Collect each line containing "wifi".

+ + +

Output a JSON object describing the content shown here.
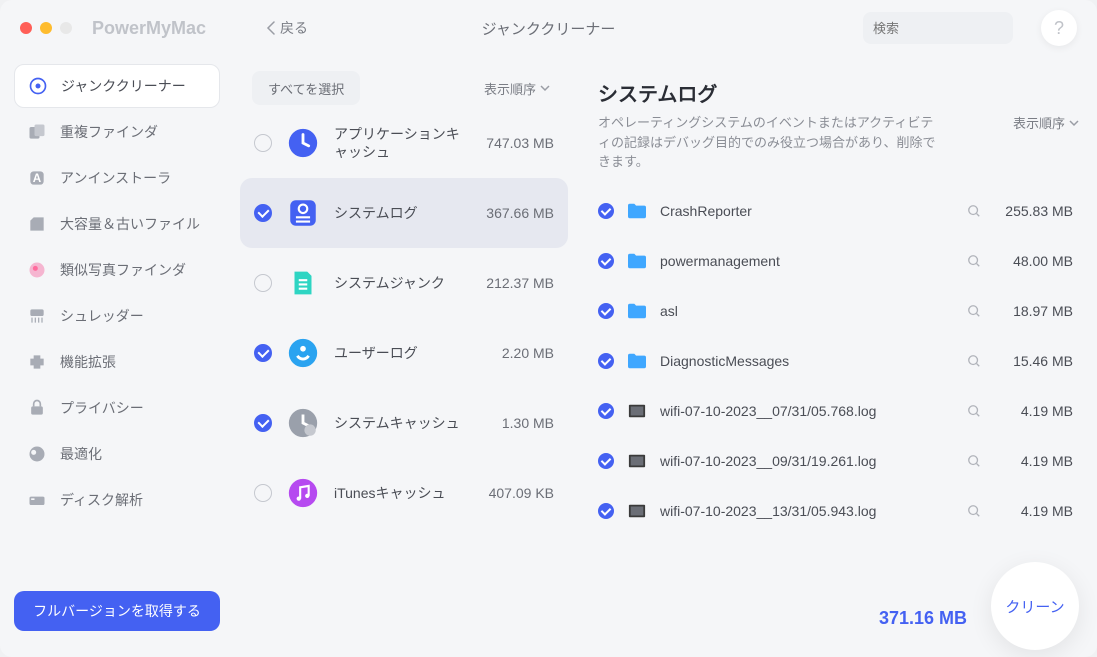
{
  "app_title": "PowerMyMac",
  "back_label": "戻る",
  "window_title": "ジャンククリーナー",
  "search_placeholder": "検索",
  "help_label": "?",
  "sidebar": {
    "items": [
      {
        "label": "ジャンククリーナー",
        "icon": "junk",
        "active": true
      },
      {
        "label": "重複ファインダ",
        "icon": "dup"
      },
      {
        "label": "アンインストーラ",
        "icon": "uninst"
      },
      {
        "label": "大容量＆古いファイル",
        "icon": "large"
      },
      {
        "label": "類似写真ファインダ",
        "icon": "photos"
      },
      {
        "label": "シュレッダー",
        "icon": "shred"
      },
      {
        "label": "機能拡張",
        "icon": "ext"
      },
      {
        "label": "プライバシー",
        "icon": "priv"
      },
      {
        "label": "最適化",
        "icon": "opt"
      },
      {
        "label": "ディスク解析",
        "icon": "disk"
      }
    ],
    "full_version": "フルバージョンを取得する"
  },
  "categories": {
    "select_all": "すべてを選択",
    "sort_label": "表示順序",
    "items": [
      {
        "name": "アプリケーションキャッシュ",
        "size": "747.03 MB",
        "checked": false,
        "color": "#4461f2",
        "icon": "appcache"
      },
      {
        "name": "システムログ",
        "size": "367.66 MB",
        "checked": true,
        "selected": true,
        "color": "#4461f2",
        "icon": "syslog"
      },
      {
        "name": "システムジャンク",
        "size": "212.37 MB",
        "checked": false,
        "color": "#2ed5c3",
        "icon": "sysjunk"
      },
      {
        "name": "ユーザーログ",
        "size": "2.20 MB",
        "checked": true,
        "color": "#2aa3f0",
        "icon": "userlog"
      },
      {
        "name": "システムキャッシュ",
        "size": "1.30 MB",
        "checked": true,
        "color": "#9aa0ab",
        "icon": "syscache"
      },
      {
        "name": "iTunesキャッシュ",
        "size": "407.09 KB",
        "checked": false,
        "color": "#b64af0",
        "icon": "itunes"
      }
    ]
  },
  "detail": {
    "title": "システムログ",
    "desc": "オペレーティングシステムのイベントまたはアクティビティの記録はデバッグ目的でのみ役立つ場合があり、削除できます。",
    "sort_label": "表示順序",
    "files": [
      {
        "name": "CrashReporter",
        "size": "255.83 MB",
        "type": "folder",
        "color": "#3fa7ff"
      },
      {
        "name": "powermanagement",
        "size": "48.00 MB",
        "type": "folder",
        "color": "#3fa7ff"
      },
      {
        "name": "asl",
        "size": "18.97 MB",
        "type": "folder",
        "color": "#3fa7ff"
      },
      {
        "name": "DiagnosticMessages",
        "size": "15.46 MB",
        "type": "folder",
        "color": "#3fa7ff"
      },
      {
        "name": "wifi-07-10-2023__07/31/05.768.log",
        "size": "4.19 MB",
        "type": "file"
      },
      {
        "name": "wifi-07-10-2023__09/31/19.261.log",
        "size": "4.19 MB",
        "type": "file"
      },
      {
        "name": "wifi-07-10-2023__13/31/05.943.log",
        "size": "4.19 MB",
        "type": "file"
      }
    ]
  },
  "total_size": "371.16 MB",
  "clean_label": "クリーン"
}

+ + +

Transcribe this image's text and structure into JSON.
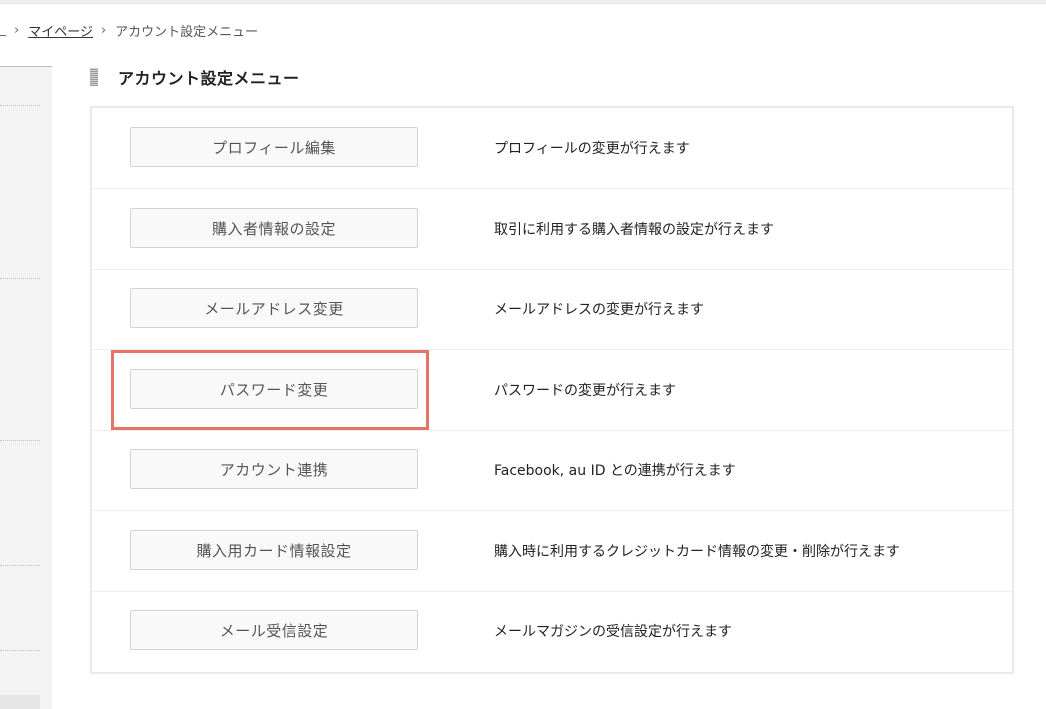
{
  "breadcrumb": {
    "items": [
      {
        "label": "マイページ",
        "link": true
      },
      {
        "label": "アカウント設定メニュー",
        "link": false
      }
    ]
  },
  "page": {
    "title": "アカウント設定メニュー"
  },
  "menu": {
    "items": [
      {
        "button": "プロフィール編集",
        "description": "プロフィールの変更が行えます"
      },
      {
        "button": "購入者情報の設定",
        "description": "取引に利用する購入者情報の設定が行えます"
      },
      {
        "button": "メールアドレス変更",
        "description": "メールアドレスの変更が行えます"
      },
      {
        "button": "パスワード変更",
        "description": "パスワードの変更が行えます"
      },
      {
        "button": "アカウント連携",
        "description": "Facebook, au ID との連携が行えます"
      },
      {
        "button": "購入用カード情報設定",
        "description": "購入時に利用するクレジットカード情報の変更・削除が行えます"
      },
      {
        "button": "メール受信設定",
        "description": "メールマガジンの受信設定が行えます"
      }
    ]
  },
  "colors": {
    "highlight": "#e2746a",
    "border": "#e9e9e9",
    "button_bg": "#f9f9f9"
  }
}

+ + +

> [Solution to the exercise]
        "name": "wifi-07-10-2023__07/31/05.768.log",
        "name": "wifi-07-10-2023__09/31/19.261.log",
        "name": "wifi-07-10-2023__13/31/05.943.log",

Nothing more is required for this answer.